Exercise brief. State how many lines in the records hold the word "MAXIMUM", giving the number and no other text.

(Entries with figure data)
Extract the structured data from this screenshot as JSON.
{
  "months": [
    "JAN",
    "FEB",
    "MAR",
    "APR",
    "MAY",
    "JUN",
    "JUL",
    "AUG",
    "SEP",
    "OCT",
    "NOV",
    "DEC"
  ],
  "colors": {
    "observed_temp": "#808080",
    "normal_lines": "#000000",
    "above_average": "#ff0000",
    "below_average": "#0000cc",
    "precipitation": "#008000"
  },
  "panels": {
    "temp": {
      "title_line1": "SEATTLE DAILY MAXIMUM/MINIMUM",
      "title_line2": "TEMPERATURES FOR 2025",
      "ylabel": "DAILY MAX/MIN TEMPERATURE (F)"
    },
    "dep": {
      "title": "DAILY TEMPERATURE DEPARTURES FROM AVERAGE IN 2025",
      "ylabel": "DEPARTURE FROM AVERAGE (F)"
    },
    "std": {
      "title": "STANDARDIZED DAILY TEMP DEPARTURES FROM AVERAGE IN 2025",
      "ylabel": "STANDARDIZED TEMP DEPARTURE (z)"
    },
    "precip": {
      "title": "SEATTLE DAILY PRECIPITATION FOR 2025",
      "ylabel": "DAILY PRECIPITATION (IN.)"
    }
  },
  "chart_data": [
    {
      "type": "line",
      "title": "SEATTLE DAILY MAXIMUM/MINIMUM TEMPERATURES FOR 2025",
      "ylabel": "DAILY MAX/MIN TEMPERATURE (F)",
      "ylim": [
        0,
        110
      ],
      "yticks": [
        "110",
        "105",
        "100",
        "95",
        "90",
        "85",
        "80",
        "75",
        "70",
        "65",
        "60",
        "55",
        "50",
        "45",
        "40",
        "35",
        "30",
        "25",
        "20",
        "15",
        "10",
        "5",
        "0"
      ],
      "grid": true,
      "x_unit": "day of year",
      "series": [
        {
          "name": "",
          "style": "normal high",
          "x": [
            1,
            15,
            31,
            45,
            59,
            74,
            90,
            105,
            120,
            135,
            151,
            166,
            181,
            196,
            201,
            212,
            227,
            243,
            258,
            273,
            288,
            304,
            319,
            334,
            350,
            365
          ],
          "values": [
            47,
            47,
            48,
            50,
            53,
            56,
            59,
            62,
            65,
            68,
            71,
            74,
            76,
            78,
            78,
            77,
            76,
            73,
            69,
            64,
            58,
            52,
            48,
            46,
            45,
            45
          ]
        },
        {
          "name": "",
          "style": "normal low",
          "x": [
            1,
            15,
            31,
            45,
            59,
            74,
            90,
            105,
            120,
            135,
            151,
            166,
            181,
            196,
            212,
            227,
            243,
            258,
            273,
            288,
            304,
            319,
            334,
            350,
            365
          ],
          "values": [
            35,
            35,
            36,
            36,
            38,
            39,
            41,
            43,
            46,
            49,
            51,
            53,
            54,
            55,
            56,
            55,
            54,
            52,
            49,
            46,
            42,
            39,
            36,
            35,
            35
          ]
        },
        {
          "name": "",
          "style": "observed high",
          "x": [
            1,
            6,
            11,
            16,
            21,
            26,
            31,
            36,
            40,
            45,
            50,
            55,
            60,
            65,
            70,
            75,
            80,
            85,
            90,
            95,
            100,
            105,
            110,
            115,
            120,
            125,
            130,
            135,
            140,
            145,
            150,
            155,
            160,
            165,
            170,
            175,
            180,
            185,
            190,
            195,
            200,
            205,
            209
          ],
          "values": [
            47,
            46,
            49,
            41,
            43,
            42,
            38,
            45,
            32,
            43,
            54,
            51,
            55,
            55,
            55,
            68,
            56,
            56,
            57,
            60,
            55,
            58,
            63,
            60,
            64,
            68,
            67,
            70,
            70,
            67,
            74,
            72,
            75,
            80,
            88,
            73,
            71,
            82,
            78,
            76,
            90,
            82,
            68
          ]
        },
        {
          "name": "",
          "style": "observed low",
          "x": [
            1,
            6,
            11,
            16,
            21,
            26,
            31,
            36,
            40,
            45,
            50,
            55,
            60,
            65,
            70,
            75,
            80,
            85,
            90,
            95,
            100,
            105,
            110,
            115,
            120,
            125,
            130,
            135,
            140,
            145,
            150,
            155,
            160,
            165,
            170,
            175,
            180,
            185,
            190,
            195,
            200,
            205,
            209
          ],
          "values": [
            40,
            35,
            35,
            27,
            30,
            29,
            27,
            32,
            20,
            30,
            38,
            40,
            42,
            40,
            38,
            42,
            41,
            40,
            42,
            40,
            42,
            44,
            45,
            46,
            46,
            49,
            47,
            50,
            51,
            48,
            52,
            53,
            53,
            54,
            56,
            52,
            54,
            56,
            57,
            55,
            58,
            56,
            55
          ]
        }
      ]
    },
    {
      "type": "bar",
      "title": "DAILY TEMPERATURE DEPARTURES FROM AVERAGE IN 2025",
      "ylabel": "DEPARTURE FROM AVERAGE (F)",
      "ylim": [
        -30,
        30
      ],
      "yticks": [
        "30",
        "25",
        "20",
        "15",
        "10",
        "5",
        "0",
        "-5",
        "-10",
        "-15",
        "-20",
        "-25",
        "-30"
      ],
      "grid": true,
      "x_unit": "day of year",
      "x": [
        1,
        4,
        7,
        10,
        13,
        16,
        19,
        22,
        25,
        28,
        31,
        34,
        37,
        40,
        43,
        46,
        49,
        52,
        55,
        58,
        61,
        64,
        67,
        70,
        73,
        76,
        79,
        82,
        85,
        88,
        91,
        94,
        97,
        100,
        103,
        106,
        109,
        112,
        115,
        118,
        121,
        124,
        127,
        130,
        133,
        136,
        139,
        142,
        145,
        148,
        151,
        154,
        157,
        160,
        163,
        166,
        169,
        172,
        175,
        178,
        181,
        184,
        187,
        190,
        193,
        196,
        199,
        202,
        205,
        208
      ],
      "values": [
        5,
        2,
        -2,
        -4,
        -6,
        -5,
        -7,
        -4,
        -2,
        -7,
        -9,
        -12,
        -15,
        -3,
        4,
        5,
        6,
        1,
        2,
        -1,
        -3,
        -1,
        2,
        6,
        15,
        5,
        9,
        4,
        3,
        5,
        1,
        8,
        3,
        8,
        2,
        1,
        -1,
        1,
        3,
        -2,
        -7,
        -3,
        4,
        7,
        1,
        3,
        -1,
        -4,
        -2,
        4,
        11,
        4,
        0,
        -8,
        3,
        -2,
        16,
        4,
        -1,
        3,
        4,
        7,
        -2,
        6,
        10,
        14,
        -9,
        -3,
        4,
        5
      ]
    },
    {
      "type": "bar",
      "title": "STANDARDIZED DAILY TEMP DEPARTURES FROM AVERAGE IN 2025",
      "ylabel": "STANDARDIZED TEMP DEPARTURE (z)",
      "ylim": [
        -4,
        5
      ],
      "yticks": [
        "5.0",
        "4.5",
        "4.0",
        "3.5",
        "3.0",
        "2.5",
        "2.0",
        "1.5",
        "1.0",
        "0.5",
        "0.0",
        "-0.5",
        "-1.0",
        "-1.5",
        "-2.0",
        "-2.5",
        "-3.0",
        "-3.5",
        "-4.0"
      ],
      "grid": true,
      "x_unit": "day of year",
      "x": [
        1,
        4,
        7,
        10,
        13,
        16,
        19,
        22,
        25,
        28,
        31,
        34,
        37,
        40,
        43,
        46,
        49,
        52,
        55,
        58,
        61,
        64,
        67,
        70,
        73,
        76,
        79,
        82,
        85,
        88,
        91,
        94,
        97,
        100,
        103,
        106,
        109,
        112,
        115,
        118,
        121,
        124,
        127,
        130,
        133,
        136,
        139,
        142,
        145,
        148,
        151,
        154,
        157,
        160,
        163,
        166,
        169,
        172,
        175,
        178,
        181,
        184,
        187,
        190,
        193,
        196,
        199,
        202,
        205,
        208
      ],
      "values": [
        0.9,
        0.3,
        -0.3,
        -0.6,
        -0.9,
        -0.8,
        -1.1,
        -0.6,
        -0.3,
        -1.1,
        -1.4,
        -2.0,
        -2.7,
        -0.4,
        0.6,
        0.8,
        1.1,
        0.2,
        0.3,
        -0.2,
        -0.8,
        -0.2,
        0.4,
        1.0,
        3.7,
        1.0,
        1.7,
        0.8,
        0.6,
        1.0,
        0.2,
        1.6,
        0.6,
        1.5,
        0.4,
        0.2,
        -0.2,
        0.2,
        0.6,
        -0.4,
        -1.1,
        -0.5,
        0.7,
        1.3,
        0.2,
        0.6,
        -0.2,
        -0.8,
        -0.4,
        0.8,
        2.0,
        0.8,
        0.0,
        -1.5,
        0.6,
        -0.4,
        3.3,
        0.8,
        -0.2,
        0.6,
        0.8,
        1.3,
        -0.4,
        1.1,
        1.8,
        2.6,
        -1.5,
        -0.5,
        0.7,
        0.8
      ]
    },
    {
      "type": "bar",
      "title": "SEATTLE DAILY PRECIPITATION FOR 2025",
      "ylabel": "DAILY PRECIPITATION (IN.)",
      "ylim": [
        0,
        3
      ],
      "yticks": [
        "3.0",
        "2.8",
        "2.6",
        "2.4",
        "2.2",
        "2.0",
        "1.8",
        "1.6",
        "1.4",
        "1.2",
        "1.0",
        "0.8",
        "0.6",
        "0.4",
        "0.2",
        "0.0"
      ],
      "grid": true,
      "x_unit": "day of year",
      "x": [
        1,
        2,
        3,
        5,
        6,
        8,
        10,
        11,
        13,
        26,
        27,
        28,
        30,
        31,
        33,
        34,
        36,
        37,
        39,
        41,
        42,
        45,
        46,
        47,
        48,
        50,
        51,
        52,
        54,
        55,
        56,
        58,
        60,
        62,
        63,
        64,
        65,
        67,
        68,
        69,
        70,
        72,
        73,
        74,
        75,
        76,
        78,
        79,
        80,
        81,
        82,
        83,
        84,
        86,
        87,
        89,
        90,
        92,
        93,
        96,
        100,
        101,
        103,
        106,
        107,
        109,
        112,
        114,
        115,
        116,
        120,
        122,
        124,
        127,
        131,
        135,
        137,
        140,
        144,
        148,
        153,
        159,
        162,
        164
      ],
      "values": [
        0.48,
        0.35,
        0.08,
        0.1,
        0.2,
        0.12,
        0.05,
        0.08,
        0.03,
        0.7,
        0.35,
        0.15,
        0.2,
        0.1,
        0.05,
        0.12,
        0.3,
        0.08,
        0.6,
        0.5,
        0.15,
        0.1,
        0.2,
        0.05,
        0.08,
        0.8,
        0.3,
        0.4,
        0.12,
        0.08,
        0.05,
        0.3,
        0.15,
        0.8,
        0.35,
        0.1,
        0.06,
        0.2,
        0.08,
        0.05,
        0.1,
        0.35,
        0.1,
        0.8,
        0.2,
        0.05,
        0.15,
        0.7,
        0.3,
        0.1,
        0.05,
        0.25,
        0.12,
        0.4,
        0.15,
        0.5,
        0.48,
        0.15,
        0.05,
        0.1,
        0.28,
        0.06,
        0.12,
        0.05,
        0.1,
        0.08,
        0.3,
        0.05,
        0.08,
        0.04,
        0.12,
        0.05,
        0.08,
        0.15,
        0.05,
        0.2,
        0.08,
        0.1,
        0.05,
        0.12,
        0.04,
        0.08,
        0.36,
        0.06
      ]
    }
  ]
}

Solution for this task. 2